## Given instruction
Report every line below that holds the word "going".
## Begin Dataset rows
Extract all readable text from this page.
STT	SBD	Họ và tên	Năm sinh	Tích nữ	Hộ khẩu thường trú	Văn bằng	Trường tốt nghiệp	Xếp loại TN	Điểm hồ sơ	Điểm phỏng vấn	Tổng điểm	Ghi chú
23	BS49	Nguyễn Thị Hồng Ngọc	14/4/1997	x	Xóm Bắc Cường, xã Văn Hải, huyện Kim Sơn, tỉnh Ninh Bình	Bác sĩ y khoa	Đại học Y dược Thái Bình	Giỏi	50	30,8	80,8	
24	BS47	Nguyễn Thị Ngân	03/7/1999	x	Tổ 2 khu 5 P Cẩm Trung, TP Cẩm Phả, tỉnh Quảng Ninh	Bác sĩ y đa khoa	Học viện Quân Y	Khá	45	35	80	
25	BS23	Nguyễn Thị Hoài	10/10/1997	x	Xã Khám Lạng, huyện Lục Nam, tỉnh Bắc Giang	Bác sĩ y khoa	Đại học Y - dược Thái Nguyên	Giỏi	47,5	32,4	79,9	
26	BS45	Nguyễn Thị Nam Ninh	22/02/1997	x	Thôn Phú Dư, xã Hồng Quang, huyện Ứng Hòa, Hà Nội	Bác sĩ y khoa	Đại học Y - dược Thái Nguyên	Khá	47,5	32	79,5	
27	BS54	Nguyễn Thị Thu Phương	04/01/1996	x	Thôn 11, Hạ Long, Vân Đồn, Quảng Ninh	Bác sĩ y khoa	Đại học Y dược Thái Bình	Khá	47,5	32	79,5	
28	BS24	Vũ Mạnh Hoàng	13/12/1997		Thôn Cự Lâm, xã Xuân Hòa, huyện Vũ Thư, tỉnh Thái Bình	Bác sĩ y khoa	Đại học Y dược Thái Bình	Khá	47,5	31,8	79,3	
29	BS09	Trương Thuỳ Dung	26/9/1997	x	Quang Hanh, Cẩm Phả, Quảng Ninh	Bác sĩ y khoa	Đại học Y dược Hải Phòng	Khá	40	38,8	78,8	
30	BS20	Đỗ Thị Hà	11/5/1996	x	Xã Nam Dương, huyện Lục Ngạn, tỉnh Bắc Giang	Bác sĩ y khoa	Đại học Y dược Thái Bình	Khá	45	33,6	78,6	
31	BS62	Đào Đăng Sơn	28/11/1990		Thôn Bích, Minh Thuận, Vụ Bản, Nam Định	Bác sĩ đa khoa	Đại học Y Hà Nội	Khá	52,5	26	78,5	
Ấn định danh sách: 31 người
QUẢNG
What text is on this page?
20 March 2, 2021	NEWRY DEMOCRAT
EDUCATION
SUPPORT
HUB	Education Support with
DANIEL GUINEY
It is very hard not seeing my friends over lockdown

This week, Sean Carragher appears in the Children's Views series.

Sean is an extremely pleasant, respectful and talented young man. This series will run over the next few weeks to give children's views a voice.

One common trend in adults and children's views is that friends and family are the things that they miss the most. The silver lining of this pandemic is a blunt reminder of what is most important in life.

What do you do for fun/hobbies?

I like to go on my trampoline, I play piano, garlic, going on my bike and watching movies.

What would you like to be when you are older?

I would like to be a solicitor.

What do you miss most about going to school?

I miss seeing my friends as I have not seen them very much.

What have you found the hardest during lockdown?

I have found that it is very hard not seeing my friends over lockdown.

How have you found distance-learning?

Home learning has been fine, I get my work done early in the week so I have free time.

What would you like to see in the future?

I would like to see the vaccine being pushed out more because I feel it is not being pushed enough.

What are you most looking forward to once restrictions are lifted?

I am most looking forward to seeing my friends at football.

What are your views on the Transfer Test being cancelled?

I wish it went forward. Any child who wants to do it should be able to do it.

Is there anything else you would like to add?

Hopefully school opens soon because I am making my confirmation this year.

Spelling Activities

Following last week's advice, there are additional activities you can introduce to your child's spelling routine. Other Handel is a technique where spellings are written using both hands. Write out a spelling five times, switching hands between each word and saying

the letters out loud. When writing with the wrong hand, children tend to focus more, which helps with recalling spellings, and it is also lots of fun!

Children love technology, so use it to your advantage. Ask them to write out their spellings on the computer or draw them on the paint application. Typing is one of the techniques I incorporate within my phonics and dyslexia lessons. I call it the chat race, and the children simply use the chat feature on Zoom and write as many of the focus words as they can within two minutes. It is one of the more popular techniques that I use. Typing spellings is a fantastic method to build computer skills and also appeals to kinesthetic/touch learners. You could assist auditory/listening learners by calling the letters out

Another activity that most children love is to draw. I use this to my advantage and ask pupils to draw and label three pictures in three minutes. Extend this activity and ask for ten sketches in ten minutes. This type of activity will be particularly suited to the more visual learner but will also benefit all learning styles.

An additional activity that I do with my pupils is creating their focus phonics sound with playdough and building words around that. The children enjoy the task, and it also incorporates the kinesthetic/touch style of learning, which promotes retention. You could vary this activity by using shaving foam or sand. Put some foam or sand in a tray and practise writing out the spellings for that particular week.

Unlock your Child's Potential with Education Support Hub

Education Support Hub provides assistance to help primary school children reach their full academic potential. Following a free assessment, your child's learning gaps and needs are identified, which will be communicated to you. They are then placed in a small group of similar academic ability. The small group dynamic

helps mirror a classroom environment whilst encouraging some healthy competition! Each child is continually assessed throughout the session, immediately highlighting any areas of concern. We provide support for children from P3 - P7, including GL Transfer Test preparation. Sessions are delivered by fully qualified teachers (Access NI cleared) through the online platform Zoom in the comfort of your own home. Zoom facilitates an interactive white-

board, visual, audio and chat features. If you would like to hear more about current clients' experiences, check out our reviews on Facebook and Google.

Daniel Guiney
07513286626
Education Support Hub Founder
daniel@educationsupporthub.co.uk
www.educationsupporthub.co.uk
## End Dataset rows
## Reply
I like to go on my trampoline, I play piano, garlic, going on my bike and watching movies.
What do you miss most about going to school?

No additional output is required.